» Directive: Check every line of the entries below for the word "STEFANO", and copy the ones that have it.

» Supplied records:
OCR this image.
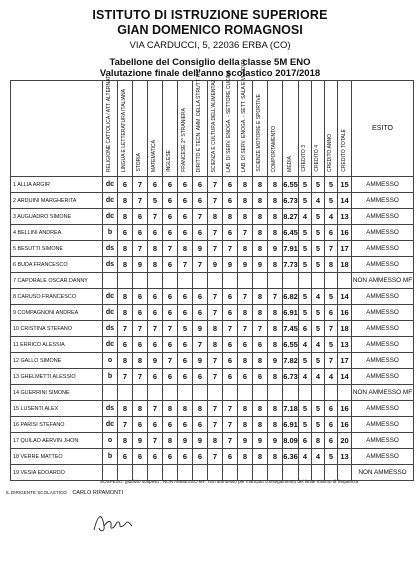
ISTITUTO DI ISTRUZIONE SUPERIORE
GIAN DOMENICO ROMAGNOSI
VIA CARDUCCI, 5, 22036 ERBA (CO)
Tabellone del Consiglio della classe 5M ENO
Valutazione finale dell'anno scolastico 2017/2018

	RELIGIONE CATTOLICA / ATT. ALTERNAT.	LINGUA E LETTERATURA ITALIANA	STORIA	MATEMATICA	INGLESE	FRANCESE 2^ STRANIERA	DIRITTO E TECN. AMM. DELLA STRUTT. RIC.	SCIENZA E CULTURA DELL'ALIMENTAZ.	LAB. DI SERV. ENOGA. - SETTORE CUCINA	LAB. DI SERV. ENOGA. - SETT. SALA E VENDITA	SCIENZE MOTORIE E SPORTIVE	COMPORTAMENTO	MEDIA	CREDITO 3	CREDITO 4	CREDITO ANNO	CREDITO TOTALE	ESITO
1 ALLIA ARGIR	dc	6	7	6	6	6	6	7	6	8	8	8	6.55	5	5	5	15	AMMESSO
2 ARDUINI MARGHERITA	dc	8	7	5	6	6	6	7	6	8	8	8	6.73	5	4	5	14	AMMESSO
3 AUGUADRO SIMONE	dc	8	6	7	6	6	7	8	8	8	8	8	8.27	4	5	4	13	AMMESSO
4 BELLINI ANDREA	b	6	6	6	6	6	6	7	6	7	8	8	6.45	5	5	6	16	AMMESSO
5 BESUTTI SIMONE	ds	8	7	8	7	8	9	7	7	8	8	9	7.91	5	5	7	17	AMMESSO
6 BUDA FRANCESCO	ds	8	9	8	6	7	7	9	9	9	9	8	7.73	5	5	8	18	AMMESSO
7 CAPORALE OSCAR DANNY																		NON AMMESSO MF
8 CARUSO FRANCESCO	dc	8	6	6	6	6	6	7	6	7	8	7	6.82	5	4	5	14	AMMESSO
9 COMPAGNONI ANDREA	dc	8	6	6	6	6	6	7	6	8	8	8	6.91	5	5	6	16	AMMESSO
10 CRISTINA STEFANO	ds	7	7	7	7	5	9	8	7	7	7	8	7.45	6	5	7	18	AMMESSO
11 ERRICO ALESSIA	dc	6	6	6	6	6	7	8	6	6	6	8	6.55	4	4	5	13	AMMESSO
12 GALLO SIMONE	o	8	8	9	7	6	9	7	6	8	8	9	7.82	5	5	7	17	AMMESSO
13 GHELMETTI ALESSIO	b	7	7	6	6	6	6	7	6	6	6	8	6.73	4	4	4	14	AMMESSO
14 GUERRINI SIMONE																		NON AMMESSO MF
15 LUSENTI ALEX	ds	8	8	7	8	8	8	7	7	8	8	8	7.18	5	5	6	16	AMMESSO
16 PARISI STEFANO	dc	7	6	6	6	6	6	7	7	8	8	8	6.91	5	5	6	16	AMMESSO
17 QUILAO AERVIN JHON	o	8	9	7	8	9	9	8	7	9	9	9	8.09	6	8	6	20	AMMESSO
18 VERRE MATTEO	b	6	6	6	6	6	6	7	6	8	8	8	6.36	4	4	5	13	AMMESSO
19 VESIA EDOARDO																		NON AMMESSO
SOSPESO: giudizio sospeso ; NON AMMESSO MF: non ammesso per mancato conseguimento del limite minimo di frequenza
IL DIRIGENTE SCOLASTICO CARLO RIPAMONTI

» Finished answer:
10 CRISTINA STEFANO	ds	7	7	7	7	5	9	8	7	7	7	8	7.45	6	5	7	18	AMMESSO
16 PARISI STEFANO	dc	7	6	6	6	6	6	7	7	8	8	8	6.91	5	5	6	16	AMMESSO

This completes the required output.